# Information shown
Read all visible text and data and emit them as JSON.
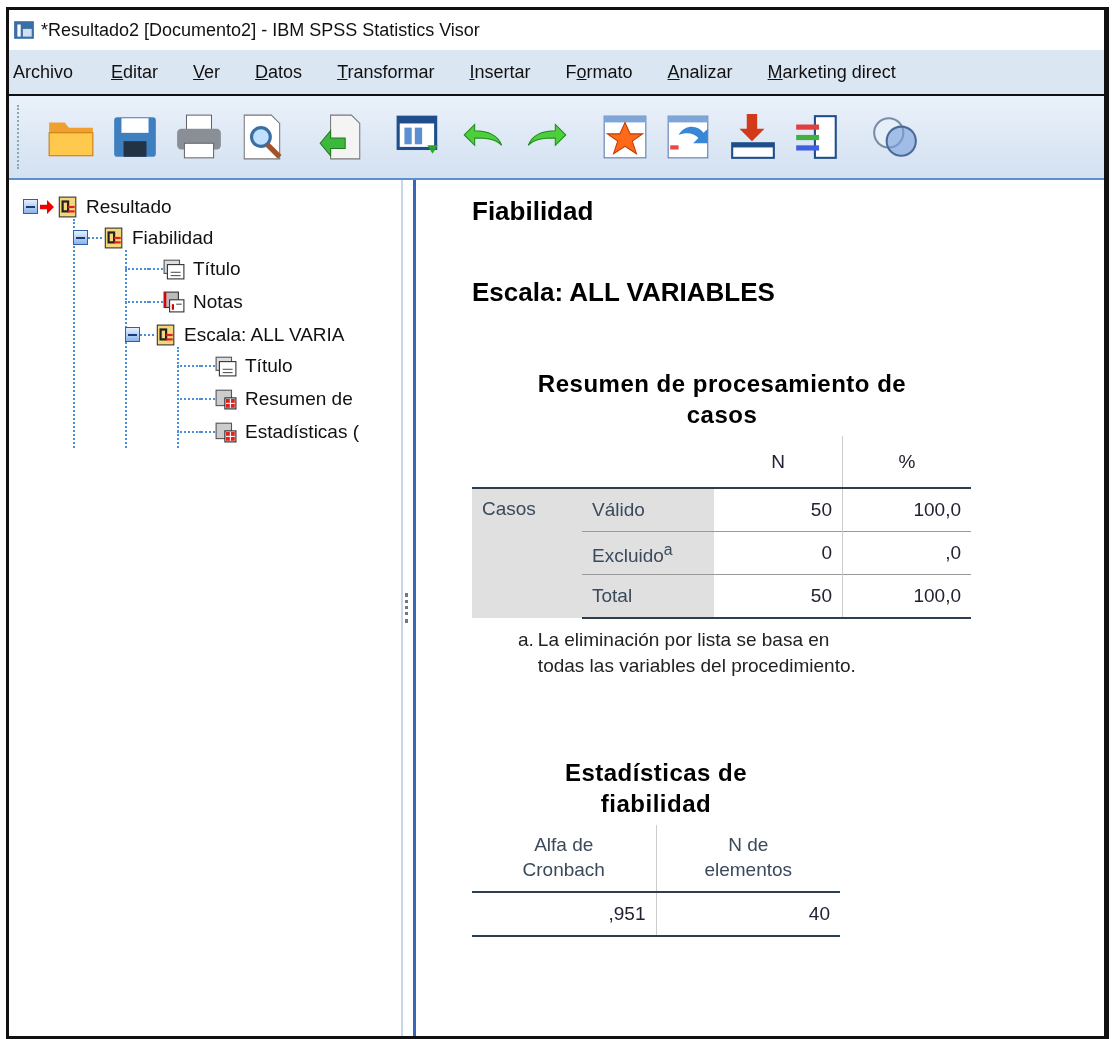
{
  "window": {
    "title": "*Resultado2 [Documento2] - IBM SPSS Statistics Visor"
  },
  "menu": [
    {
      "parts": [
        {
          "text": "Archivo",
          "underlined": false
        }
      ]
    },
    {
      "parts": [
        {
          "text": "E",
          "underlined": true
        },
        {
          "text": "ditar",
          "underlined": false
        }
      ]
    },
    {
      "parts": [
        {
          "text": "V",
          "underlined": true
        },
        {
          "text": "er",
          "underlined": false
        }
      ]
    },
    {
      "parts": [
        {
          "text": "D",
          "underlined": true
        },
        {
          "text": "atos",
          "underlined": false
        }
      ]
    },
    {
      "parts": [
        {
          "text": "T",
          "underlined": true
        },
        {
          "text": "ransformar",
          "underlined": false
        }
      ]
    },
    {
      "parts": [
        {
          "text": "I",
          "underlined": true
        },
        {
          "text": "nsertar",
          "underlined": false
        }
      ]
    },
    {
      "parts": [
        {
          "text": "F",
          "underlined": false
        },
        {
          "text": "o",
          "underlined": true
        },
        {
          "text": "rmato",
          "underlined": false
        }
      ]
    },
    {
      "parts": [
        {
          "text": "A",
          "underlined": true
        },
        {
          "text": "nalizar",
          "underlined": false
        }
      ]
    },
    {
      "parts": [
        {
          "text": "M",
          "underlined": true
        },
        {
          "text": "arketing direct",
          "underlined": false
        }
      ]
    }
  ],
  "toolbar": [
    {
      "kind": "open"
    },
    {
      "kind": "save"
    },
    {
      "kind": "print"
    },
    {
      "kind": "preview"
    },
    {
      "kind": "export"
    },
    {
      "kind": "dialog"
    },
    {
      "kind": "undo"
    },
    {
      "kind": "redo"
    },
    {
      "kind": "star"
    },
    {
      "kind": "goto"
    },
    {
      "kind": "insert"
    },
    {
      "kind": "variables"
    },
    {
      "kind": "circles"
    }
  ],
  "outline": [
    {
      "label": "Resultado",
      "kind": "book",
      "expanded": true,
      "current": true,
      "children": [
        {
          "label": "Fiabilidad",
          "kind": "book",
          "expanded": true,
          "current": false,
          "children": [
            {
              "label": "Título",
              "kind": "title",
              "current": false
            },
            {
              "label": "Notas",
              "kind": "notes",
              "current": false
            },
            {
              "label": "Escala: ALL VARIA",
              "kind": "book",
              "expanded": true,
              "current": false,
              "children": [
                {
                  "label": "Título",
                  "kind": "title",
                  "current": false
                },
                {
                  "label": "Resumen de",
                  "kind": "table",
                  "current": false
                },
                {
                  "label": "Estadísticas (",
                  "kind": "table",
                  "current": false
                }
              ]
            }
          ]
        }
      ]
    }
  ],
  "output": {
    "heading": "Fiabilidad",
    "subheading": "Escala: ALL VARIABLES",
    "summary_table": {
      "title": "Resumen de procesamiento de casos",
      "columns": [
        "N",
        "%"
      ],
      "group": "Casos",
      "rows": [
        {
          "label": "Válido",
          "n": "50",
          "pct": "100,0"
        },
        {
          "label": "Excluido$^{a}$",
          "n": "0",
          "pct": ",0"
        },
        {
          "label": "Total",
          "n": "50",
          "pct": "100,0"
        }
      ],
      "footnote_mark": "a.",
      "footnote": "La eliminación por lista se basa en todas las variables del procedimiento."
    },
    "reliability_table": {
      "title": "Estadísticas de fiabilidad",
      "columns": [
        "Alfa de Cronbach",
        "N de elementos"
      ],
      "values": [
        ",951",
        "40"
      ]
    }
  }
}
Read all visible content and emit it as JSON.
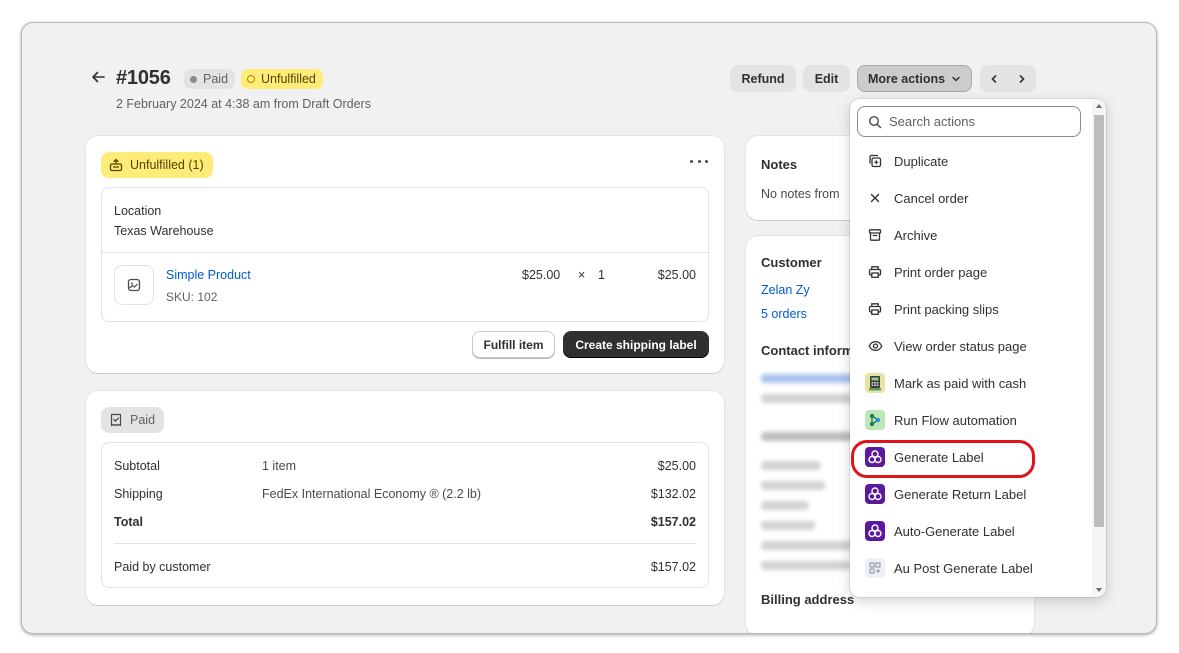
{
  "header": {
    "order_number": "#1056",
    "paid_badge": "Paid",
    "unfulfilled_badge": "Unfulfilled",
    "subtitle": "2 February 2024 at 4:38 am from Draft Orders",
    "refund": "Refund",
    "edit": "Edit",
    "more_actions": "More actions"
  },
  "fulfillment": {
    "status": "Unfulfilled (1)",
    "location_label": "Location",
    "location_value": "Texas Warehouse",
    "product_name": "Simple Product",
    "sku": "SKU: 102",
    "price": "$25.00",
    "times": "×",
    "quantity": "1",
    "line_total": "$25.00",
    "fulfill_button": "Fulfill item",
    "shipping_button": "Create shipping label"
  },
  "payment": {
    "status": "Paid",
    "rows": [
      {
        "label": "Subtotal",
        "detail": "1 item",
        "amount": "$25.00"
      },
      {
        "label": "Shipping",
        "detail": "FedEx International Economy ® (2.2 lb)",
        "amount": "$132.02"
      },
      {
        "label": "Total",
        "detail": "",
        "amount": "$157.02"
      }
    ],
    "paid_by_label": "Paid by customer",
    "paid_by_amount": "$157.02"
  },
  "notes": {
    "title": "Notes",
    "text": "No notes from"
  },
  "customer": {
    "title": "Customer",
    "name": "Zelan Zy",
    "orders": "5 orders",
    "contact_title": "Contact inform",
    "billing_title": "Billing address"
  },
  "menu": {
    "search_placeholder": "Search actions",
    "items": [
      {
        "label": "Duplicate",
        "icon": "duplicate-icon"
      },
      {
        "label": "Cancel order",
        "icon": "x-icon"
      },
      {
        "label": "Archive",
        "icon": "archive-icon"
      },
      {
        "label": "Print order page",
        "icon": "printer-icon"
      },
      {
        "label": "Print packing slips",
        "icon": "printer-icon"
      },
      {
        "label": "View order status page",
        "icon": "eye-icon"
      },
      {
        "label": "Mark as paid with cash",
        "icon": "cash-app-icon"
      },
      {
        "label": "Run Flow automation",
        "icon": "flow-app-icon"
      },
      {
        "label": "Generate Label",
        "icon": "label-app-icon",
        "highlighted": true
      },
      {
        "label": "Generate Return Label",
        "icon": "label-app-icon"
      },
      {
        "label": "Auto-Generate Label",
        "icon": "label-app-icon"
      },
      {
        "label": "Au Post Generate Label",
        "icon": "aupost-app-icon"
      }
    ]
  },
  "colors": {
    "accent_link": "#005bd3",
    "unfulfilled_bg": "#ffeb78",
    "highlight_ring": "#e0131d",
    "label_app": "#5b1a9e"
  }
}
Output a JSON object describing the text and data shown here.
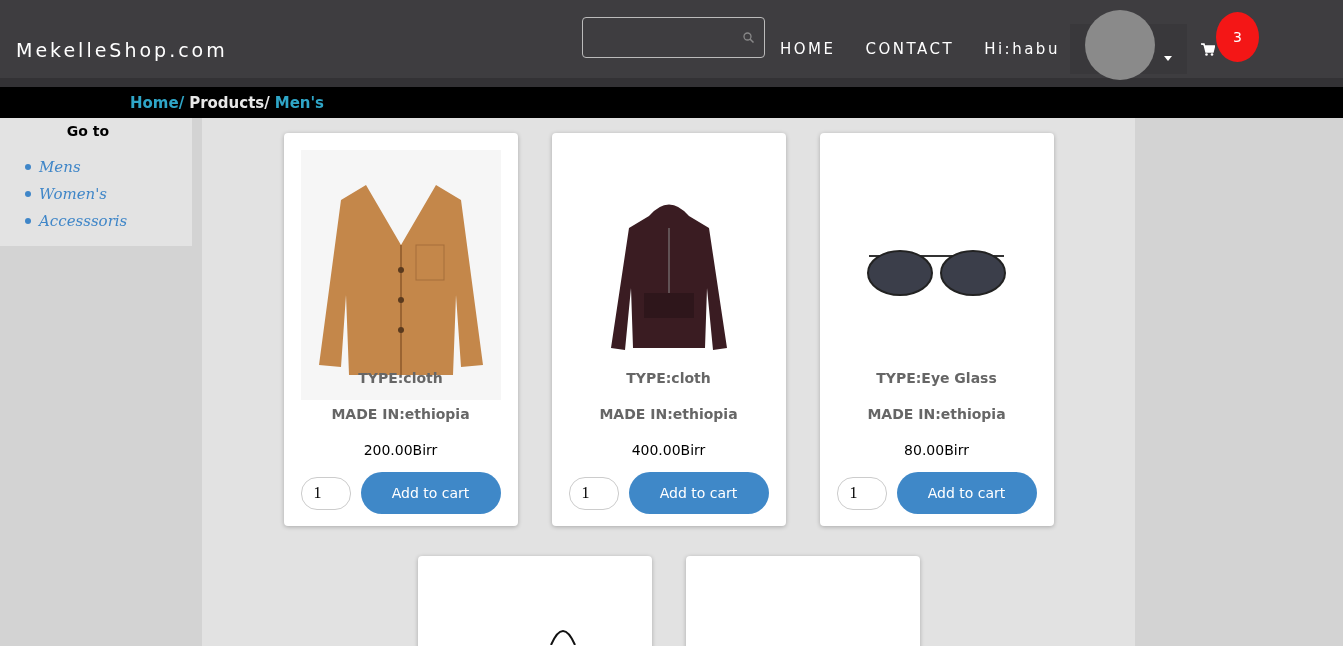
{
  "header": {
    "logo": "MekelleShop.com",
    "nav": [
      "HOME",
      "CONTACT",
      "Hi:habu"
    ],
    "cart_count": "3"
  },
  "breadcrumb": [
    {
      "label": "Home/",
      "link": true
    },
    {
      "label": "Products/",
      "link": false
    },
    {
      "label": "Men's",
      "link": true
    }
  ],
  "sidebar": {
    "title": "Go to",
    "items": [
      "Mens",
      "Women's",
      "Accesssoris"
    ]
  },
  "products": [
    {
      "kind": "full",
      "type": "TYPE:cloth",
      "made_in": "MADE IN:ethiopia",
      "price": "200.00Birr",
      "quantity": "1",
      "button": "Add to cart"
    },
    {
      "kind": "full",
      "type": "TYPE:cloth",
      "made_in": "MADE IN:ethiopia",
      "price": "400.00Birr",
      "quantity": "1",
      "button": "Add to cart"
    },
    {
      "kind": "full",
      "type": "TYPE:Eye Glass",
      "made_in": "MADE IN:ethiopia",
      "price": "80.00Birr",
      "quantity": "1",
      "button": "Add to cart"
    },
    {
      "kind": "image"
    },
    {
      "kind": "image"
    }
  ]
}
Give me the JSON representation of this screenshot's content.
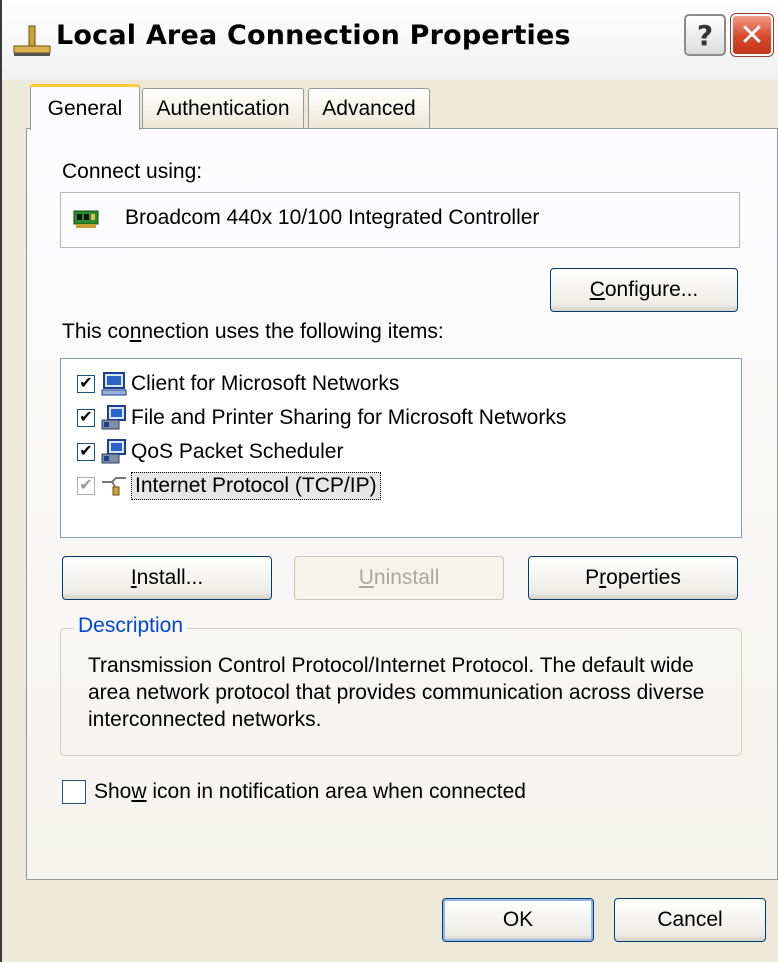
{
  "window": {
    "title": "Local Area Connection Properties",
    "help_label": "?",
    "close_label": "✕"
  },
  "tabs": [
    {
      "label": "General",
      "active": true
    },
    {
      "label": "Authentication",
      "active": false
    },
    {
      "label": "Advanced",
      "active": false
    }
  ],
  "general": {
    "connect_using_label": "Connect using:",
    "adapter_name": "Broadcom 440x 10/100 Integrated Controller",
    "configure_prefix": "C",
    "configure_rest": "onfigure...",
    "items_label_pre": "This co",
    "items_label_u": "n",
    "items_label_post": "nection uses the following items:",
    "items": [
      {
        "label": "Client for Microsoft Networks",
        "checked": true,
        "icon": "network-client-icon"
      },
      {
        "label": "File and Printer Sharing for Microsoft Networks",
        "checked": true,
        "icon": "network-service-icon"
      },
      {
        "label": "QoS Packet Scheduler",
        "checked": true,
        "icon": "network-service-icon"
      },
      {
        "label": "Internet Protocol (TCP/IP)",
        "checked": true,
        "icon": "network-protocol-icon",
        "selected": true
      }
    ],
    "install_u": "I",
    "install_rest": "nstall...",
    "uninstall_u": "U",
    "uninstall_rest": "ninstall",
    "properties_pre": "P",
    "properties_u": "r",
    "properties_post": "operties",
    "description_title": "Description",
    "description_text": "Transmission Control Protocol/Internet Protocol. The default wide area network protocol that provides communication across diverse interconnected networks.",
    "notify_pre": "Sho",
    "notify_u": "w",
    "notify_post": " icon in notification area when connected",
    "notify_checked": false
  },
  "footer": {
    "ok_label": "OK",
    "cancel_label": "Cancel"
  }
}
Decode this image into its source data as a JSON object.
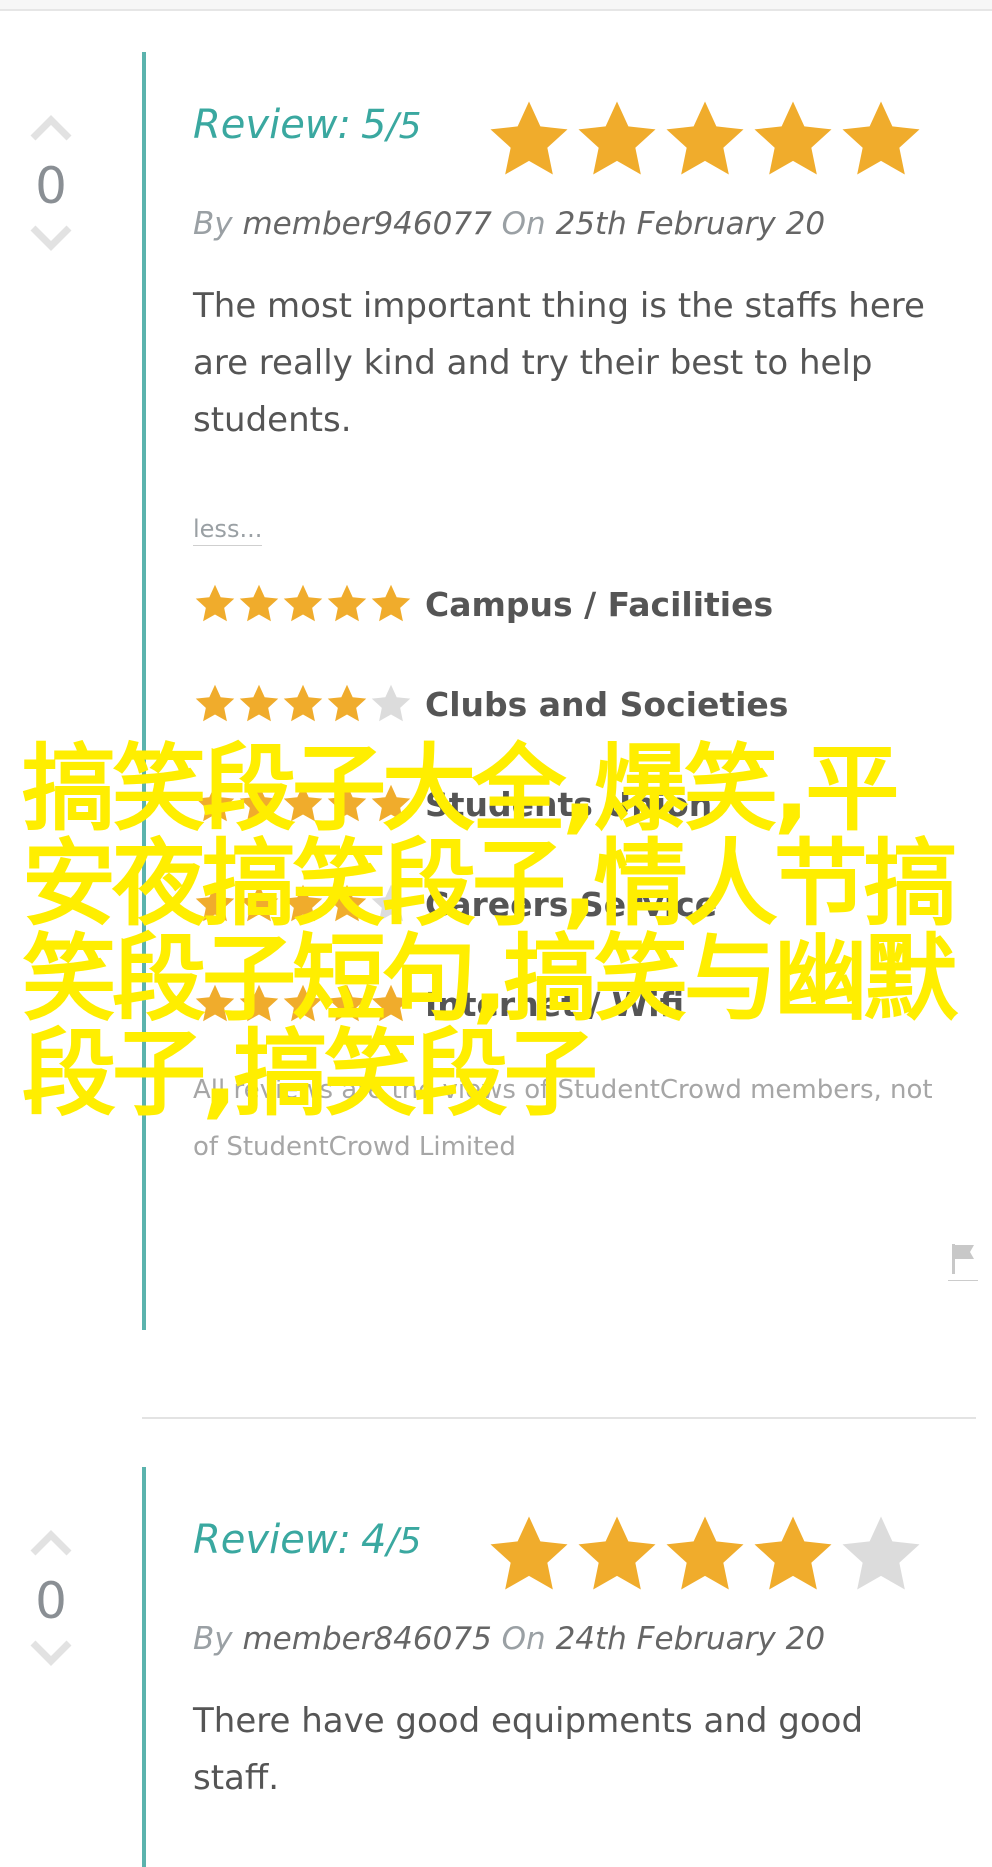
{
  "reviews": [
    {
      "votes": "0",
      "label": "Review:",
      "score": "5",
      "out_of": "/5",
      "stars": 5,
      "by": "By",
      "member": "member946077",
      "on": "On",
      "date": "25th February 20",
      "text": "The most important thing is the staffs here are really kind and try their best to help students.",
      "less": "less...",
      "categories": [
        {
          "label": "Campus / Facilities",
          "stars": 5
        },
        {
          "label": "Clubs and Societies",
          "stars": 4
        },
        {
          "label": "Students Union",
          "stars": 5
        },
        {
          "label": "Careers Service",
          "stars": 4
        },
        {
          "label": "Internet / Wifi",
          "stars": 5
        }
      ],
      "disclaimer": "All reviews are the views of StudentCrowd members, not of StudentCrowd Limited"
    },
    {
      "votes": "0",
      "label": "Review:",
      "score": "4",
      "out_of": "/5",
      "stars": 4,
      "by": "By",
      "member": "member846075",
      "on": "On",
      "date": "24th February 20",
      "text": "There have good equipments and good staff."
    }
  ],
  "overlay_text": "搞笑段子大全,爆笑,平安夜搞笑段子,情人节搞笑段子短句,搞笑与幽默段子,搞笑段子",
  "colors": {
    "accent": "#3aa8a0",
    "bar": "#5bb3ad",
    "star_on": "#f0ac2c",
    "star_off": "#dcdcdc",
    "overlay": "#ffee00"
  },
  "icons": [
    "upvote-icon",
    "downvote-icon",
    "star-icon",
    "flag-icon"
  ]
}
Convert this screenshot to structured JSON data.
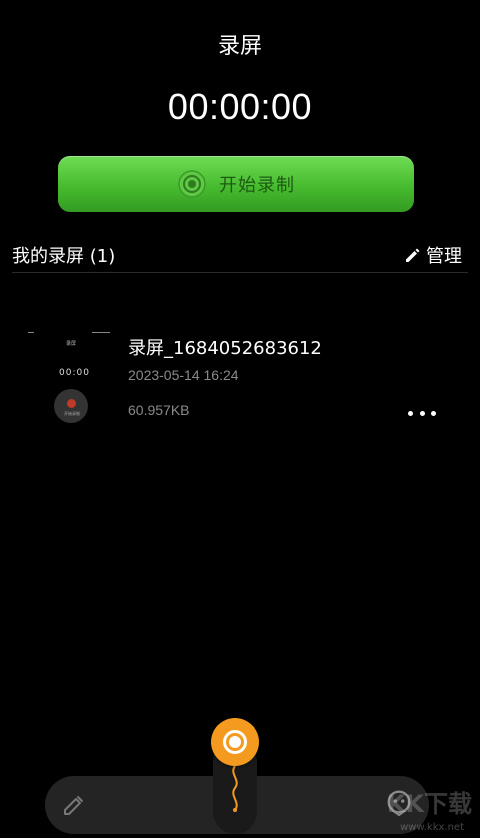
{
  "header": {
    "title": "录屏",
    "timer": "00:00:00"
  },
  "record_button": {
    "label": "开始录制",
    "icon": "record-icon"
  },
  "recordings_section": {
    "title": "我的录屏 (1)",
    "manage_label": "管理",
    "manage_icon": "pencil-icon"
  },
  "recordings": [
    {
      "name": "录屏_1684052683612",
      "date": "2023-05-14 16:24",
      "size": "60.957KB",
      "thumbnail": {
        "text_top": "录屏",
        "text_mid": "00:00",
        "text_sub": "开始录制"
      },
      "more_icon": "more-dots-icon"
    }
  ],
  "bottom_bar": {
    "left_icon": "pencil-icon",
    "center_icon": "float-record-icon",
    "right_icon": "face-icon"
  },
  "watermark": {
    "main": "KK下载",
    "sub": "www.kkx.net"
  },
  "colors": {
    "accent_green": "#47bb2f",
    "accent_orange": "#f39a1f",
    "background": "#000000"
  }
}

# Written exercise
All lines of the data above that include the word "date" must be shown.

# Solution for this exercise
      "date": "25th February 20",
      "date": "24th February 20",
      "date": "2023-05-14 16:24",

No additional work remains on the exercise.